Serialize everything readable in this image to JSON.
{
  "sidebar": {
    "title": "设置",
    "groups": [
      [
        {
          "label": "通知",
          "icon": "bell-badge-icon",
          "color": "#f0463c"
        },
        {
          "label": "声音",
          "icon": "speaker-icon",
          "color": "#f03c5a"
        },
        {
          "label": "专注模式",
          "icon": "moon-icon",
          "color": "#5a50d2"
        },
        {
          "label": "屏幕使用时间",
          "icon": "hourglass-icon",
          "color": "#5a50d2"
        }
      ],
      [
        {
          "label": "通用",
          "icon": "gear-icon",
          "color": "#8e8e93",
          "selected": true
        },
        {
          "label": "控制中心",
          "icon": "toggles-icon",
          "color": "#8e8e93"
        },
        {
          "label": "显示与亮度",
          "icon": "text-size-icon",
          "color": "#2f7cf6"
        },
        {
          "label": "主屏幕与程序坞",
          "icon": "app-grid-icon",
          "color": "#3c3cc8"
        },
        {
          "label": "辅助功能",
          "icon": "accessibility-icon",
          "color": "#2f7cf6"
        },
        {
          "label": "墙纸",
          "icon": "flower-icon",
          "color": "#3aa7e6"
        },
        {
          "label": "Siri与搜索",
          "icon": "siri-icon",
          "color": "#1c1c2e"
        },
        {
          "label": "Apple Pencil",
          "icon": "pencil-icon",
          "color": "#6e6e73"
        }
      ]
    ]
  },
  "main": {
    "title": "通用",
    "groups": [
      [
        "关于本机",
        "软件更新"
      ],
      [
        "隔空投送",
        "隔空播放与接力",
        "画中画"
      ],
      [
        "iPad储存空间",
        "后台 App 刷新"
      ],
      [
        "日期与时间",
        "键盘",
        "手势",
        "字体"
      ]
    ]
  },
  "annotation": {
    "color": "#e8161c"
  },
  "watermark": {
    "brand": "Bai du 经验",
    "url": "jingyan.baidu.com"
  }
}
────────
Take the listing above and set it down exactly.

Serialize everything readable in this image to JSON.
{
  "sidebar": {
    "title": "设置",
    "groups": [
      [
        {
          "label": "通知",
          "icon": "bell-badge-icon",
          "color": "#f0463c"
        },
        {
          "label": "声音",
          "icon": "speaker-icon",
          "color": "#f03c5a"
        },
        {
          "label": "专注模式",
          "icon": "moon-icon",
          "color": "#5a50d2"
        },
        {
          "label": "屏幕使用时间",
          "icon": "hourglass-icon",
          "color": "#5a50d2"
        }
      ],
      [
        {
          "label": "通用",
          "icon": "gear-icon",
          "color": "#8e8e93",
          "selected": true
        },
        {
          "label": "控制中心",
          "icon": "toggles-icon",
          "color": "#8e8e93"
        },
        {
          "label": "显示与亮度",
          "icon": "text-size-icon",
          "color": "#2f7cf6"
        },
        {
          "label": "主屏幕与程序坞",
          "icon": "app-grid-icon",
          "color": "#3c3cc8"
        },
        {
          "label": "辅助功能",
          "icon": "accessibility-icon",
          "color": "#2f7cf6"
        },
        {
          "label": "墙纸",
          "icon": "flower-icon",
          "color": "#3aa7e6"
        },
        {
          "label": "Siri与搜索",
          "icon": "siri-icon",
          "color": "#1c1c2e"
        },
        {
          "label": "Apple Pencil",
          "icon": "pencil-icon",
          "color": "#6e6e73"
        }
      ]
    ]
  },
  "main": {
    "title": "通用",
    "groups": [
      [
        "关于本机",
        "软件更新"
      ],
      [
        "隔空投送",
        "隔空播放与接力",
        "画中画"
      ],
      [
        "iPad储存空间",
        "后台 App 刷新"
      ],
      [
        "日期与时间",
        "键盘",
        "手势",
        "字体"
      ]
    ]
  },
  "annotation": {
    "color": "#e8161c"
  },
  "watermark": {
    "brand": "Bai du 经验",
    "url": "jingyan.baidu.com"
  }
}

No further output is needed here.